**Written task:**
Return the entries below in their exact form, leaving the pictures out.

——

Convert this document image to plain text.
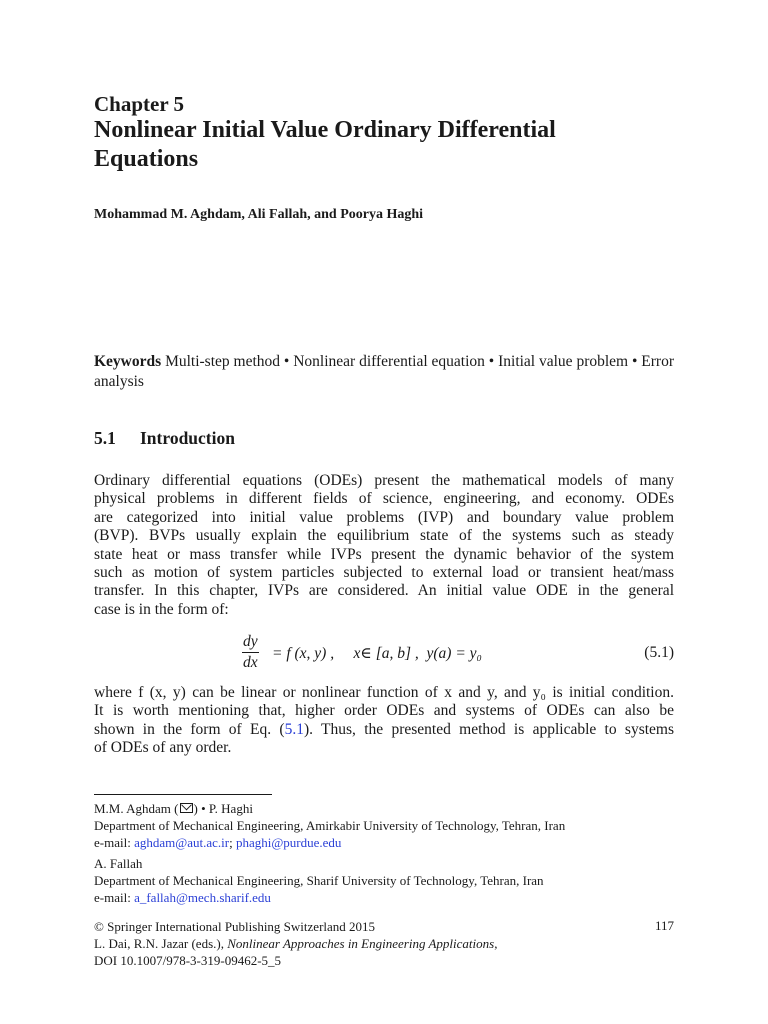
Chapter 5
Nonlinear Initial Value Ordinary Differential
Equations
Mohammad M. Aghdam, Ali Fallah, and Poorya Haghi
Keywords Multi-step method • Nonlinear differential equation • Initial value problem • Error analysis
5.1 Introduction
Ordinary differential equations (ODEs) present the mathematical models of many
physical problems in different fields of science, engineering, and economy. ODEs
are categorized into initial value problems (IVP) and boundary value problem
(BVP). BVPs usually explain the equilibrium state of the systems such as steady
state heat or mass transfer while IVPs present the dynamic behavior of the system
such as motion of system particles subjected to external load or transient heat/mass
transfer. In this chapter, IVPs are considered. An initial value ODE in the general
case is in the form of:
$\frac{dy}{dx} = f$ (x, y) ,     x∈ [a, b] ,  y(a) = y₀	(5.1)
where f (x, y) can be linear or nonlinear function of x and y, and y₀ is initial condition.
It is worth mentioning that, higher order ODEs and systems of ODEs can also be
shown in the form of Eq. (5.1). Thus, the presented method is applicable to systems
of ODEs of any order.
M.M. Aghdam ( ) • P. Haghi
Department of Mechanical Engineering, Amirkabir University of Technology, Tehran, Iran
e-mail: aghdam@aut.ac.ir; phaghi@purdue.edu
A. Fallah
Department of Mechanical Engineering, Sharif University of Technology, Tehran, Iran
e-mail: a_fallah@mech.sharif.edu
© Springer International Publishing Switzerland 2015
L. Dai, R.N. Jazar (eds.), Nonlinear Approaches in Engineering Applications,
DOI 10.1007/978-3-319-09462-5_5
117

——

**Written solution:**
Convert this document image to plain text.
Chapter 5
Nonlinear Initial Value Ordinary Differential
Equations
Mohammad M. Aghdam, Ali Fallah, and Poorya Haghi
Keywords Multi-step method • Nonlinear differential equation • Initial value problem • Error analysis
5.1 Introduction
Ordinary differential equations (ODEs) present the mathematical models of many
physical problems in different fields of science, engineering, and economy. ODEs
are categorized into initial value problems (IVP) and boundary value problem
(BVP). BVPs usually explain the equilibrium state of the systems such as steady
state heat or mass transfer while IVPs present the dynamic behavior of the system
such as motion of system particles subjected to external load or transient heat/mass
transfer. In this chapter, IVPs are considered. An initial value ODE in the general
case is in the form of:
$\frac{dy}{dx} = f$ (x, y) ,     x∈ [a, b] ,  y(a) = y₀	(5.1)
where f (x, y) can be linear or nonlinear function of x and y, and y₀ is initial condition.
It is worth mentioning that, higher order ODEs and systems of ODEs can also be
shown in the form of Eq. (5.1). Thus, the presented method is applicable to systems
of ODEs of any order.
M.M. Aghdam ( ) • P. Haghi
Department of Mechanical Engineering, Amirkabir University of Technology, Tehran, Iran
e-mail: aghdam@aut.ac.ir; phaghi@purdue.edu
A. Fallah
Department of Mechanical Engineering, Sharif University of Technology, Tehran, Iran
e-mail: a_fallah@mech.sharif.edu
© Springer International Publishing Switzerland 2015
L. Dai, R.N. Jazar (eds.), Nonlinear Approaches in Engineering Applications,
DOI 10.1007/978-3-319-09462-5_5
117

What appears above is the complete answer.